§ **Dataset entries**
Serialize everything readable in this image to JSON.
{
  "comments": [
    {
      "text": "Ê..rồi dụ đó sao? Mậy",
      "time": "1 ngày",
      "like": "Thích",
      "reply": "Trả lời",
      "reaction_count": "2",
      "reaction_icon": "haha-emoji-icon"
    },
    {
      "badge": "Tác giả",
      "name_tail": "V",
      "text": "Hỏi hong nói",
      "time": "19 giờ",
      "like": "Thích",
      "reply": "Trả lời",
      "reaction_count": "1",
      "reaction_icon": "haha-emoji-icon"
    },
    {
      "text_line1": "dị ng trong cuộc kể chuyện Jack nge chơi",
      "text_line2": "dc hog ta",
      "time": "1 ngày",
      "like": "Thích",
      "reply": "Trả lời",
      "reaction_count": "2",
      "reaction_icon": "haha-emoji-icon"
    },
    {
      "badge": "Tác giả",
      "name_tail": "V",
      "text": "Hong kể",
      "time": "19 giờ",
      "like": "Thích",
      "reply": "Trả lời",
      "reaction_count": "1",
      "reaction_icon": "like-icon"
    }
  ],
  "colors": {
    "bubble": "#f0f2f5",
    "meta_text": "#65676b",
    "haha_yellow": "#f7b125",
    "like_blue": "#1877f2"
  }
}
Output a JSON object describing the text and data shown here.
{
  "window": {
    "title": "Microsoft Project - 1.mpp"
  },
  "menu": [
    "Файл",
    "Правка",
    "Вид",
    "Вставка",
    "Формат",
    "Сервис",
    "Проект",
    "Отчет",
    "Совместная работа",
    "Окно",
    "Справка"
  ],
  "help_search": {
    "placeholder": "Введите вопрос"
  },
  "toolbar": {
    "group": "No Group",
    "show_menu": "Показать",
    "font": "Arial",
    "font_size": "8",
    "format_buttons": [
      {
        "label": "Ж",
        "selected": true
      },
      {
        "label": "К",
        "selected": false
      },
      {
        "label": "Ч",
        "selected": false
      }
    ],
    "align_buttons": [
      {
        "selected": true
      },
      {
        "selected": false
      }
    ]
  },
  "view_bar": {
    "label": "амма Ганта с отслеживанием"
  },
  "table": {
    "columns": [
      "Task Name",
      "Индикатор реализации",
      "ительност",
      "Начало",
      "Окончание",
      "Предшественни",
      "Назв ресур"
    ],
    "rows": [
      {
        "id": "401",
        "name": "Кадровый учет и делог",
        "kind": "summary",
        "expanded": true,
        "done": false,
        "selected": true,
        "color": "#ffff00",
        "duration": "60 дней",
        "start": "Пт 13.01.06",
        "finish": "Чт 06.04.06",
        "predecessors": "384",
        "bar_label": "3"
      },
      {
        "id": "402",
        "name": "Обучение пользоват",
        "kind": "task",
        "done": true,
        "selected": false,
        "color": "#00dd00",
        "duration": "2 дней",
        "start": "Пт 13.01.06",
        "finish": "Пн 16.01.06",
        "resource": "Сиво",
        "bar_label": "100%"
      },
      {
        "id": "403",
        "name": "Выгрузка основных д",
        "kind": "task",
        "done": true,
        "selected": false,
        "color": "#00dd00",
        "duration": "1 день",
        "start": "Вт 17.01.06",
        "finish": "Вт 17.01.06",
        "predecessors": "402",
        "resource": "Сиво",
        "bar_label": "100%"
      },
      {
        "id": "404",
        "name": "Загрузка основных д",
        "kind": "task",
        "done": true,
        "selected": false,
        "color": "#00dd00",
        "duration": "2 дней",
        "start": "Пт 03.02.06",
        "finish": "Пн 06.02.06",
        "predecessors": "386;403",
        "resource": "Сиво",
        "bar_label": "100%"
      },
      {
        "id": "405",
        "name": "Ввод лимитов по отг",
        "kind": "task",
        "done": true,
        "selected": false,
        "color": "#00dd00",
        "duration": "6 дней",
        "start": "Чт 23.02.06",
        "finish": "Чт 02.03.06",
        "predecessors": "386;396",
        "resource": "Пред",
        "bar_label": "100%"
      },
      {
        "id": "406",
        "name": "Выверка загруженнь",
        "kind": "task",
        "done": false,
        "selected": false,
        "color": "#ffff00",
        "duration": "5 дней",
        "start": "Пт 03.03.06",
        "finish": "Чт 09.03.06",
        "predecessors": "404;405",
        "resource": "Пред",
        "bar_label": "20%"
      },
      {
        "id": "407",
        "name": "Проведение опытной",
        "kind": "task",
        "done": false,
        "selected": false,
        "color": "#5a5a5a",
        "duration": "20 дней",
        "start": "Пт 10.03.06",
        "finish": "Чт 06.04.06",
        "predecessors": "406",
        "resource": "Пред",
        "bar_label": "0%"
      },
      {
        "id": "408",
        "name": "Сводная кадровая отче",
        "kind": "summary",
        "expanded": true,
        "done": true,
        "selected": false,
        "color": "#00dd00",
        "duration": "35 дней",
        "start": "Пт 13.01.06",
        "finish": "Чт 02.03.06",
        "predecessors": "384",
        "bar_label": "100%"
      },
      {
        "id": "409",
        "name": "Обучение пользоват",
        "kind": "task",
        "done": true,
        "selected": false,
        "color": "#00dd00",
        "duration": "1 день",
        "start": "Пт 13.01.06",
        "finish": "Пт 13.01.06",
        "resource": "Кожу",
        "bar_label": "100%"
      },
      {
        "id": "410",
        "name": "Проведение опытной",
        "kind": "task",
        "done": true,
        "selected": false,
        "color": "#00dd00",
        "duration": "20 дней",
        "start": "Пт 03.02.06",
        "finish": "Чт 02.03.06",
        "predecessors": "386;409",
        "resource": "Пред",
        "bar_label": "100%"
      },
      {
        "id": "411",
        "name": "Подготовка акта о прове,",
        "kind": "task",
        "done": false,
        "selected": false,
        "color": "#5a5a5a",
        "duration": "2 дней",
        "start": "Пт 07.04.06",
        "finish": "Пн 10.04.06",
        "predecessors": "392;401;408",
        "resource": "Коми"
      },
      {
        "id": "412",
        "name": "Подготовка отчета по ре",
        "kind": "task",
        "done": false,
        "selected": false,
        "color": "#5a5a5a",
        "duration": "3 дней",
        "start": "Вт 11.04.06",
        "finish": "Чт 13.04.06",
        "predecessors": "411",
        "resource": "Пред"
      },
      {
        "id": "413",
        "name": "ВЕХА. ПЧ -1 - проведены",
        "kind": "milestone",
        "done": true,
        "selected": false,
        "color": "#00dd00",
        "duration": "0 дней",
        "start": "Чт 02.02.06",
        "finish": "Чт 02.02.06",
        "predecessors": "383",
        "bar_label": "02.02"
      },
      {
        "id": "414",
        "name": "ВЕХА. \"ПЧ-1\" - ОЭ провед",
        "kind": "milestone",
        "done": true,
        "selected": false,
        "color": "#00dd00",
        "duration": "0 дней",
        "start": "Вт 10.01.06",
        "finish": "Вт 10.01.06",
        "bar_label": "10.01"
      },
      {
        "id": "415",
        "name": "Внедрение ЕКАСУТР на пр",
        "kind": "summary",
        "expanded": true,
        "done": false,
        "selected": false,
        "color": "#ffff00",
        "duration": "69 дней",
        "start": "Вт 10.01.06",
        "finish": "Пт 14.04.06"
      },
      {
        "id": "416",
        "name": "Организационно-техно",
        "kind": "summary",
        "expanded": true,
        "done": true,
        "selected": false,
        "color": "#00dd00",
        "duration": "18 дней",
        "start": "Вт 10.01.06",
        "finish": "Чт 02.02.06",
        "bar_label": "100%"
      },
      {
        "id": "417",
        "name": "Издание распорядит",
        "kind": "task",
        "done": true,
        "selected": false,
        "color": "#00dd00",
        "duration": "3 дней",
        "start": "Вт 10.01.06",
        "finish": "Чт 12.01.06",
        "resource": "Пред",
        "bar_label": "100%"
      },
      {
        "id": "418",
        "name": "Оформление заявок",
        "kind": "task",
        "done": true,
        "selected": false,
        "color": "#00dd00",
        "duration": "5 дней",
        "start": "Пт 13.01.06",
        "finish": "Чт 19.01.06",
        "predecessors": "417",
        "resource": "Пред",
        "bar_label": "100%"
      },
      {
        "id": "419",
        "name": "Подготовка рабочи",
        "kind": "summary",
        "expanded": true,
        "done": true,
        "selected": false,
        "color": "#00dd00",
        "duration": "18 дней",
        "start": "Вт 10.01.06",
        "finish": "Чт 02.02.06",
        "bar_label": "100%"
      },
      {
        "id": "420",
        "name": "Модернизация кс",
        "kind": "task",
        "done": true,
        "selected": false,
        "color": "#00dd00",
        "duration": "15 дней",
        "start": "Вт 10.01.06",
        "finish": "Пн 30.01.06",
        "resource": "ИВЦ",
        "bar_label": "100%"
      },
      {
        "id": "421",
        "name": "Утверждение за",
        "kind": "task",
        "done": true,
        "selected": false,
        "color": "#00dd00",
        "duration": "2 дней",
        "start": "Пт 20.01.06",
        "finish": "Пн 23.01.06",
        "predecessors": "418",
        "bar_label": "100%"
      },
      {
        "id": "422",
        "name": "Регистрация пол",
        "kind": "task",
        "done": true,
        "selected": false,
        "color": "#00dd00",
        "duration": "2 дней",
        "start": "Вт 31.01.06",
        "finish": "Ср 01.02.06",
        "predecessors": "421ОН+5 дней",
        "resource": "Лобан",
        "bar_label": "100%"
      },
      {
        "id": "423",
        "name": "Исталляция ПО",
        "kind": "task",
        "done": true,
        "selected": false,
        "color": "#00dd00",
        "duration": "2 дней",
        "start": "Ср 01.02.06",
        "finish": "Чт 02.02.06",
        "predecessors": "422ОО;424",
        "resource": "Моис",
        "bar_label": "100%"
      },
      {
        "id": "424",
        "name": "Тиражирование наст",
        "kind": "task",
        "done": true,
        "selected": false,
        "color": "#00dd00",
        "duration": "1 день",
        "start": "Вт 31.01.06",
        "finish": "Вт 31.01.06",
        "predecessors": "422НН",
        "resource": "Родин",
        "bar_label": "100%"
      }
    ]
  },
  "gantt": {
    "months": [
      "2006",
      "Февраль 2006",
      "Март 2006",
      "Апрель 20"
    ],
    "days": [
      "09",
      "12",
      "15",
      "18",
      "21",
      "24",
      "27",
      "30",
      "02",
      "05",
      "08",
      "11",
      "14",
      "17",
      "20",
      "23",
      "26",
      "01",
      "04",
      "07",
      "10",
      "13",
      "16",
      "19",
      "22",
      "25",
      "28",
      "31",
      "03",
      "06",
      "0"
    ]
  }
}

§ **EXERCISE DETAILS**
Search the entries for "Подготовка" and copy out each line that has it.

§ **SOLUTION TO THE PROBLEM**
        "name": "Подготовка акта о прове,",
        "name": "Подготовка отчета по ре",
        "name": "Подготовка рабочи",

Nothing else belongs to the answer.